======== Records for this task

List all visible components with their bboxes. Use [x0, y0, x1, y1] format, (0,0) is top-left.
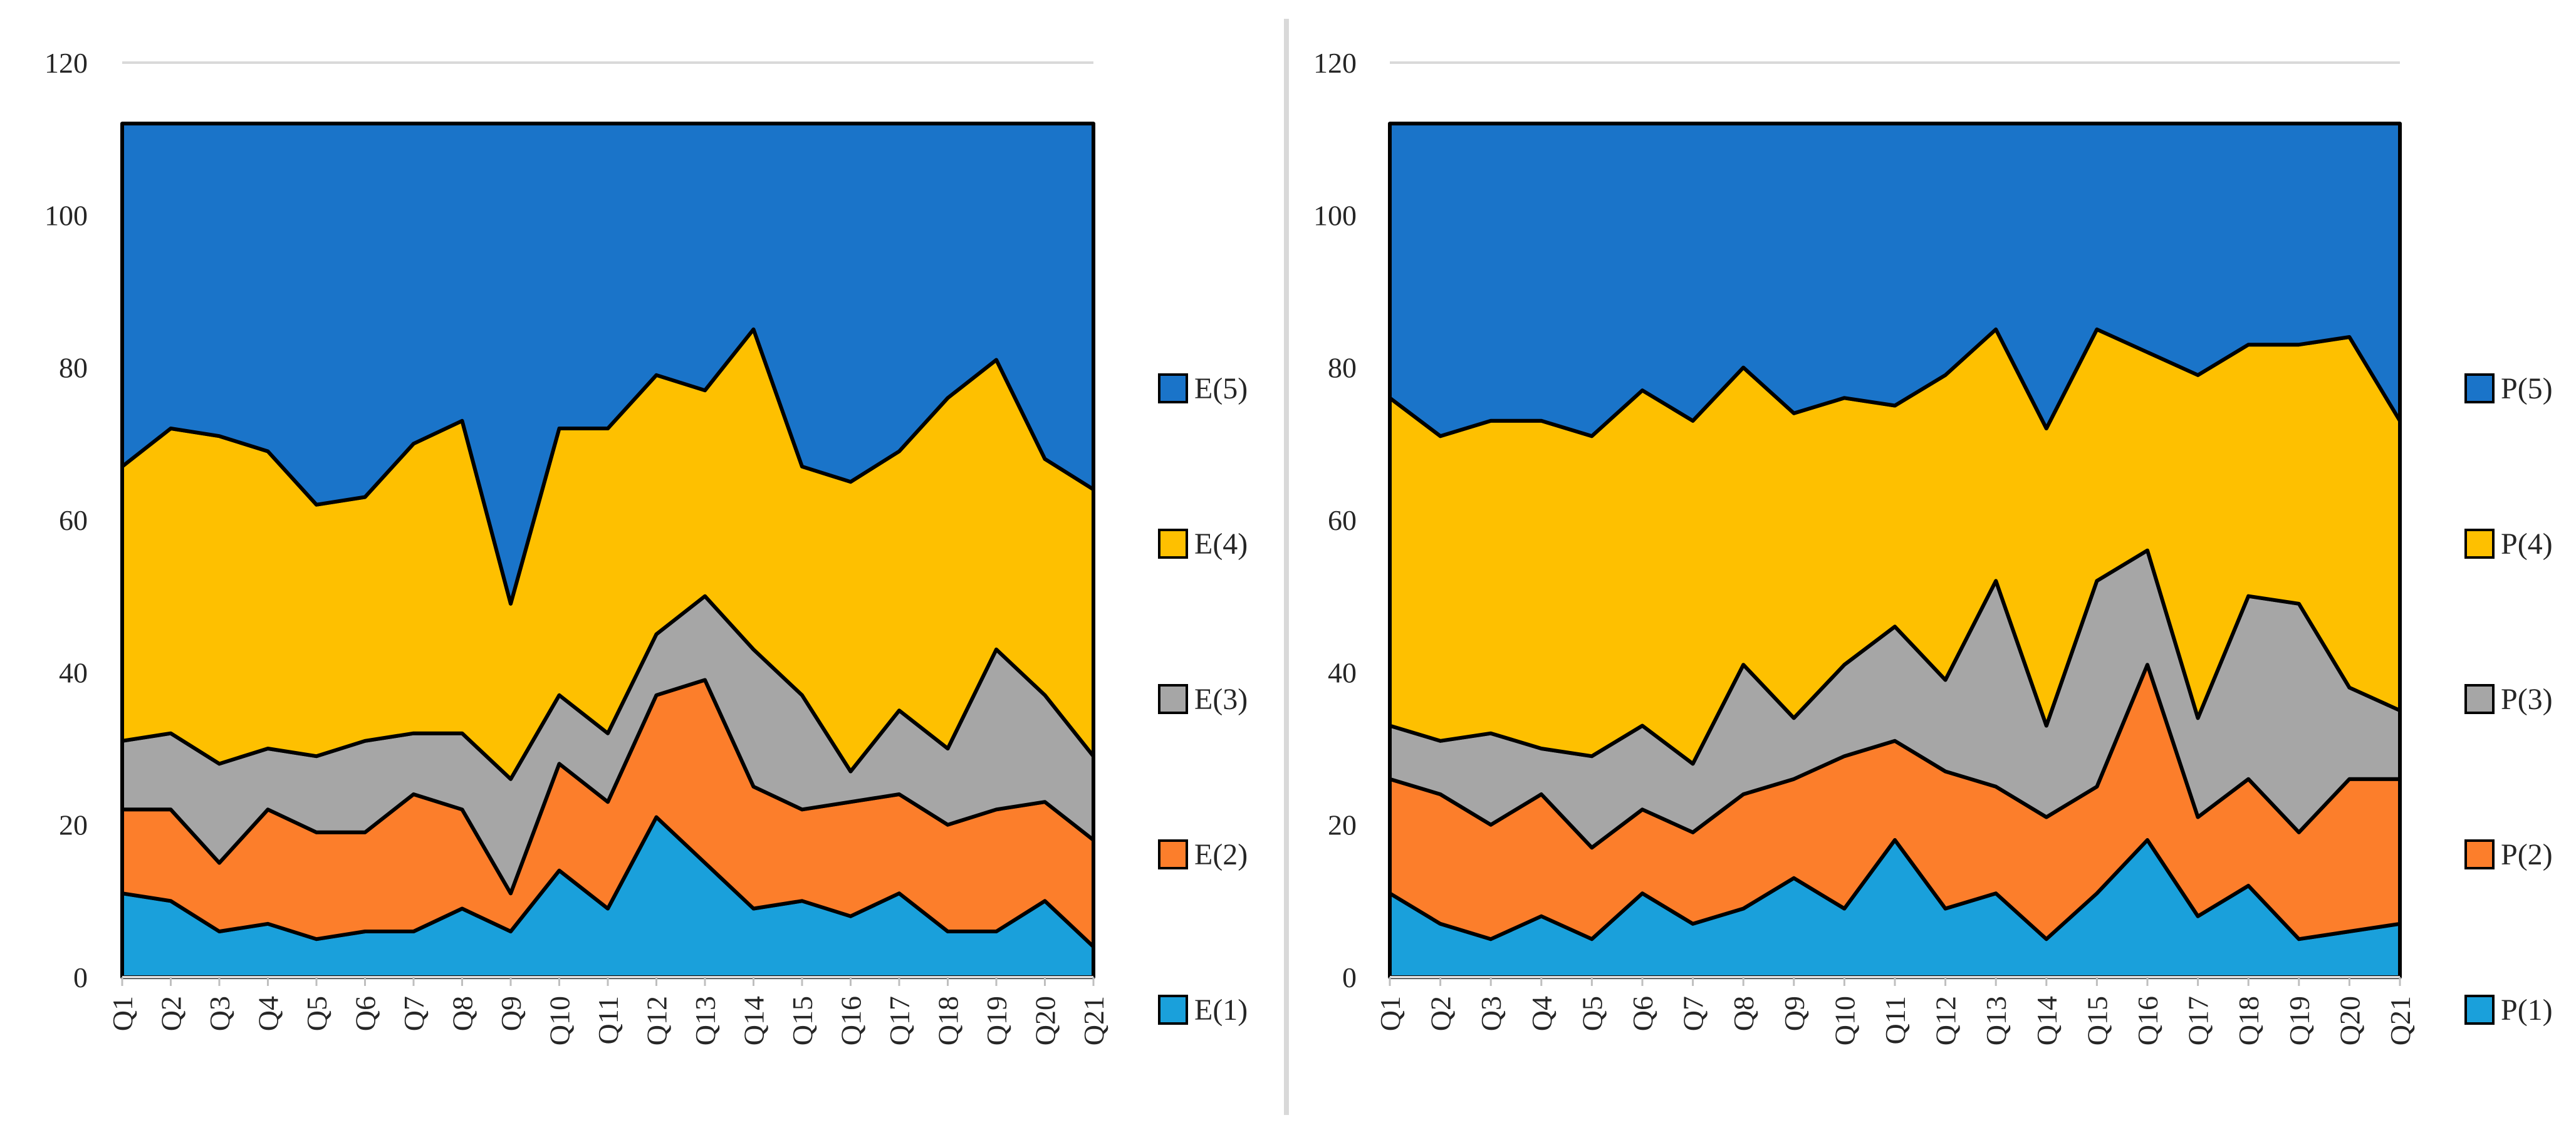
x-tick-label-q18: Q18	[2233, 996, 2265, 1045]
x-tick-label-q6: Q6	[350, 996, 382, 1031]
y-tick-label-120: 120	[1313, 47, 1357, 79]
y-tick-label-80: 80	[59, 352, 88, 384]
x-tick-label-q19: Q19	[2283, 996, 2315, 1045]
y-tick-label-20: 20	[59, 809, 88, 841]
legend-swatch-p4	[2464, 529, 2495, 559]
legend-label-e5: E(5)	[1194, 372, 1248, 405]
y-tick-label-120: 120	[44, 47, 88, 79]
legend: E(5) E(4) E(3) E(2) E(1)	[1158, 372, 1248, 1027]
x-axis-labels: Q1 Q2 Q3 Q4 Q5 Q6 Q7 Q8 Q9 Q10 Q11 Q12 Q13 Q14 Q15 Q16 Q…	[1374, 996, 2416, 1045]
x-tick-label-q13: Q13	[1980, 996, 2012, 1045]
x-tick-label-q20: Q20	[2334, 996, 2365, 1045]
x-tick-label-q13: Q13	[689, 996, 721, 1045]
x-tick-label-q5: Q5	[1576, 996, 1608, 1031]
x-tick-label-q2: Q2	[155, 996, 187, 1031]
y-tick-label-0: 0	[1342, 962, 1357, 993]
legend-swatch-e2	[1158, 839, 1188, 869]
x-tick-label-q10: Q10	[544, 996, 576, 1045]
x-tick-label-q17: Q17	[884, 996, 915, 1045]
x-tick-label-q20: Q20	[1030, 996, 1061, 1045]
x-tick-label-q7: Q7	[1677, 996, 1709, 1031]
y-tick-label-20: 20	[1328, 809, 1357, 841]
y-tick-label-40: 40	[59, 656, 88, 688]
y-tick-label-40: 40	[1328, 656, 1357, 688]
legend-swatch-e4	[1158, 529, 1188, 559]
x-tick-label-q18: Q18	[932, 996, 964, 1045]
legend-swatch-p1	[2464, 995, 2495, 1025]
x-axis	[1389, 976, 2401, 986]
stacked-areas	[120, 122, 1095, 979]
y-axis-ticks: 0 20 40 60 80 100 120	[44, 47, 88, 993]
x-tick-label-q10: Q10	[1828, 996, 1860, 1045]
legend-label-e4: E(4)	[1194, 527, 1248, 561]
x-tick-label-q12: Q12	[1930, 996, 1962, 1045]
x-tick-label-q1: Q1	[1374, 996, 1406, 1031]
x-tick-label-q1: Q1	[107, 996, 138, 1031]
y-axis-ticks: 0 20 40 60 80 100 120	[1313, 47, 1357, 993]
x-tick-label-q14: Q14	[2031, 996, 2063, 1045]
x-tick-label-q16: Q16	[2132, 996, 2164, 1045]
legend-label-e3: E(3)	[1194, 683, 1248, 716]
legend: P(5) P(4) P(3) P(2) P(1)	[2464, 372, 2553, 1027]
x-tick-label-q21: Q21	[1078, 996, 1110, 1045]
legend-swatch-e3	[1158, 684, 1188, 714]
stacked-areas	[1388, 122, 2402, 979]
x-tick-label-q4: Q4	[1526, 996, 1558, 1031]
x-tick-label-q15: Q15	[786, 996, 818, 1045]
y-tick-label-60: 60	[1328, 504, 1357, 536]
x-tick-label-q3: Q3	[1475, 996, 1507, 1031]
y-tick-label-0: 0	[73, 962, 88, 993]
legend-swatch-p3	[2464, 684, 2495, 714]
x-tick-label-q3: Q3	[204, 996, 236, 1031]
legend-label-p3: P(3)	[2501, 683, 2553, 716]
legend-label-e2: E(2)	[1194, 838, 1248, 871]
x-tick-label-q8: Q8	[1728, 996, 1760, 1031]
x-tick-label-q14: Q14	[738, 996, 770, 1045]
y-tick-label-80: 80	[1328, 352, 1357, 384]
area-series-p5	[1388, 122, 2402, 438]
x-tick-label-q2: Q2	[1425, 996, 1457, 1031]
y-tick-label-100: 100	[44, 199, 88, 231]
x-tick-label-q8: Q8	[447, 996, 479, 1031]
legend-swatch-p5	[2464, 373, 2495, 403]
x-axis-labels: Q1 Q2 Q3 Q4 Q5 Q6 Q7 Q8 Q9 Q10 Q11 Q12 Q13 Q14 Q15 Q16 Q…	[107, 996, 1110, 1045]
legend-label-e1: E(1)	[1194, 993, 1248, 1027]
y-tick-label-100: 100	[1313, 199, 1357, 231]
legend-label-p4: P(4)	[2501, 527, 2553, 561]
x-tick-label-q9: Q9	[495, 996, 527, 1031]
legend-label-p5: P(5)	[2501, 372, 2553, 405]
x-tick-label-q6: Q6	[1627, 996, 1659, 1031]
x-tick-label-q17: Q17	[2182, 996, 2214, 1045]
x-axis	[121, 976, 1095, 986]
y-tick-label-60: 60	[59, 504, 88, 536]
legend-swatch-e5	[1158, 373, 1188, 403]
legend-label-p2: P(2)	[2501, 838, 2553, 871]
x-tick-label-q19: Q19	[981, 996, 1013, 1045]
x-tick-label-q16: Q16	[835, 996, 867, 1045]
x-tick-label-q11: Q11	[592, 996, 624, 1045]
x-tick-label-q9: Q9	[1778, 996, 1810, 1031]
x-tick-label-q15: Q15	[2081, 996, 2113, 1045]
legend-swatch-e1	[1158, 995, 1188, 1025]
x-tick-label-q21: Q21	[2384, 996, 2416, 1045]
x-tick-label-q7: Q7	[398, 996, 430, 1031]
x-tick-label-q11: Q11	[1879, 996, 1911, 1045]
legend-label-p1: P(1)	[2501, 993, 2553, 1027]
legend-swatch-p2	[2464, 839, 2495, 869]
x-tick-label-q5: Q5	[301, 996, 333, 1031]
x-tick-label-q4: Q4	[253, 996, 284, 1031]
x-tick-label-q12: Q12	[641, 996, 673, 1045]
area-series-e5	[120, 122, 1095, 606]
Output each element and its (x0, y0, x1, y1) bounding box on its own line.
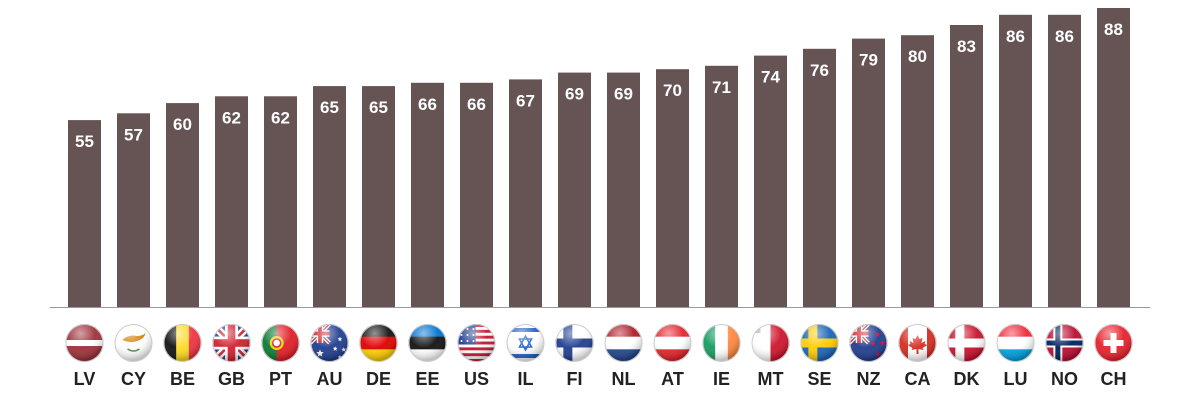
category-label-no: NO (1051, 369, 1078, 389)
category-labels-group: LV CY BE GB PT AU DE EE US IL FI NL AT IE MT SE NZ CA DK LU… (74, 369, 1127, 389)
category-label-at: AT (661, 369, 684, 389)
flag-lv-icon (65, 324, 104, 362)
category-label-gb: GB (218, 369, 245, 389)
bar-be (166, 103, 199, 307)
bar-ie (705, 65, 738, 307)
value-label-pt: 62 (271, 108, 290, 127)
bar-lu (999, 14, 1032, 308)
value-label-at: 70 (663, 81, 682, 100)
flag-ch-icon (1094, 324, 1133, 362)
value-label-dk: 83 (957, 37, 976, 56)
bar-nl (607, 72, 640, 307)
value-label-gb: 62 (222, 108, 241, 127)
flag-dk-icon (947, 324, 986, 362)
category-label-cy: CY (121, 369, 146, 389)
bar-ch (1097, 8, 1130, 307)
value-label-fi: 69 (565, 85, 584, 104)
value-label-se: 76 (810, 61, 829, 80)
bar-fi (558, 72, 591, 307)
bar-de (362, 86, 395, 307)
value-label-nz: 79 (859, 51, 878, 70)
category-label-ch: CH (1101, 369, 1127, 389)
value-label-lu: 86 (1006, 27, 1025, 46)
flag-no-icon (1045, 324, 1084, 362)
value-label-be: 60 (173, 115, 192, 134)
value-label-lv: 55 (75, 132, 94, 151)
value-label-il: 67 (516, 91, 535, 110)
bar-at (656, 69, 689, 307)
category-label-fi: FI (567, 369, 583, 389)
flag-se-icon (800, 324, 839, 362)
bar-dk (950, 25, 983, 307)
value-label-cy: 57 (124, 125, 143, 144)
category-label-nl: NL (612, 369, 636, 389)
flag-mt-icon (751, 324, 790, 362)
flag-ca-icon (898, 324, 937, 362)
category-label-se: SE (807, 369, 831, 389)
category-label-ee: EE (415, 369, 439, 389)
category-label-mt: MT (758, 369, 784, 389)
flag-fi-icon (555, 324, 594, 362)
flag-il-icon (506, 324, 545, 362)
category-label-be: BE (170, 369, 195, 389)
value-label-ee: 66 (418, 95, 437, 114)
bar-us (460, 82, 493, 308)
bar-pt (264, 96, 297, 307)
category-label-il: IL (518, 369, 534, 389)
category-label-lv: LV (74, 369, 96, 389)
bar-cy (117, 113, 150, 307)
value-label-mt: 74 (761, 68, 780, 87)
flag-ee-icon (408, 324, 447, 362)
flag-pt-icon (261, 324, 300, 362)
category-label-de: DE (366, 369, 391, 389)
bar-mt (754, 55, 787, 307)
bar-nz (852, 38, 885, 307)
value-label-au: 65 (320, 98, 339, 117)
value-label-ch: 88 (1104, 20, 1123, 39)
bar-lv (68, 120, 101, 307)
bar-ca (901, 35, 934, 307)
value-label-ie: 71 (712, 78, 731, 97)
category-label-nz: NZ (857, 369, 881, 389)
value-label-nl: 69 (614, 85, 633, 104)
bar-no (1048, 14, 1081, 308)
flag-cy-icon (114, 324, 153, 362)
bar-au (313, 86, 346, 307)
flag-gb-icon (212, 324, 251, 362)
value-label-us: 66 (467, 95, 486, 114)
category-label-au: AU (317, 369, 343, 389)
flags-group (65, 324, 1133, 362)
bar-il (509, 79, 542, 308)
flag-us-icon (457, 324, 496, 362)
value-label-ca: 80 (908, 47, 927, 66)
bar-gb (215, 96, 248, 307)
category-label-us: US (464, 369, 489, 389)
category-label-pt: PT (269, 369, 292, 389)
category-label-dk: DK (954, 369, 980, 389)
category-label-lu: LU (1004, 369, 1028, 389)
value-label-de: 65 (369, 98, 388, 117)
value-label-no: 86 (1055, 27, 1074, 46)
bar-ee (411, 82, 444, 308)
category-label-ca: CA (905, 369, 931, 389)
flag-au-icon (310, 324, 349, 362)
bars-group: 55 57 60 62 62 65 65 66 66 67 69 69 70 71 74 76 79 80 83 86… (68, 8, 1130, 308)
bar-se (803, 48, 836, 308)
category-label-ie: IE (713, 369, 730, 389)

================

**Written problem:**
Lay out as a numbered list, with blank lines omitted, the lines of the material from the line containing "category-label-no: NO (1051, 369, 1078, 389)" through the line containing "category-label-de: DE (366, 369, 391, 389)".

**Solution to this problem:**
1. category-label-no: NO (1051, 369, 1078, 389)
2. category-labels-group: LV CY BE GB PT AU DE EE US IL FI NL AT IE MT SE NZ CA DK LU… (74, 369, 1127, 389)
3. category-label-at: AT (661, 369, 684, 389)
4. flag-lv-icon (65, 324, 104, 362)
5. category-label-gb: GB (218, 369, 245, 389)
6. bar-be (166, 103, 199, 307)
7. bar-ie (705, 65, 738, 307)
8. value-label-pt: 62 (271, 108, 290, 127)
9. bar-lu (999, 14, 1032, 308)
10. value-label-at: 70 (663, 81, 682, 100)
11. flag-ch-icon (1094, 324, 1133, 362)
12. value-label-dk: 83 (957, 37, 976, 56)
13. bar-nl (607, 72, 640, 307)
14. value-label-gb: 62 (222, 108, 241, 127)
15. flag-dk-icon (947, 324, 986, 362)
16. category-label-cy: CY (121, 369, 146, 389)
17. bar-ch (1097, 8, 1130, 307)
18. value-label-fi: 69 (565, 85, 584, 104)
19. value-label-se: 76 (810, 61, 829, 80)
20. bar-fi (558, 72, 591, 307)
21. bar-de (362, 86, 395, 307)
22. value-label-nz: 79 (859, 51, 878, 70)
23. category-label-ch: CH (1101, 369, 1127, 389)
24. value-label-lu: 86 (1006, 27, 1025, 46)
25. flag-no-icon (1045, 324, 1084, 362)
26. value-label-be: 60 (173, 115, 192, 134)
27. value-label-lv: 55 (75, 132, 94, 151)
28. value-label-il: 67 (516, 91, 535, 110)
29. bar-at (656, 69, 689, 307)
30. category-label-fi: FI (567, 369, 583, 389)
31. flag-se-icon (800, 324, 839, 362)
32. bar-dk (950, 25, 983, 307)
33. value-label-cy: 57 (124, 125, 143, 144)
34. category-label-nl: NL (612, 369, 636, 389)
35. flag-mt-icon (751, 324, 790, 362)
36. flag-ca-icon (898, 324, 937, 362)
37. category-label-se: SE (807, 369, 831, 389)
38. category-label-ee: EE (415, 369, 439, 389)
39. category-label-mt: MT (758, 369, 784, 389)
40. flag-fi-icon (555, 324, 594, 362)
41. flag-il-icon (506, 324, 545, 362)
42. category-label-be: BE (170, 369, 195, 389)
43. value-label-ee: 66 (418, 95, 437, 114)
44. bar-us (460, 82, 493, 308)
45. bar-pt (264, 96, 297, 307)
46. category-label-il: IL (518, 369, 534, 389)
47. category-label-lv: LV (74, 369, 96, 389)
48. bar-cy (117, 113, 150, 307)
49. value-label-mt: 74 (761, 68, 780, 87)
50. flag-ee-icon (408, 324, 447, 362)
51. flag-pt-icon (261, 324, 300, 362)
52. category-label-de: DE (366, 369, 391, 389)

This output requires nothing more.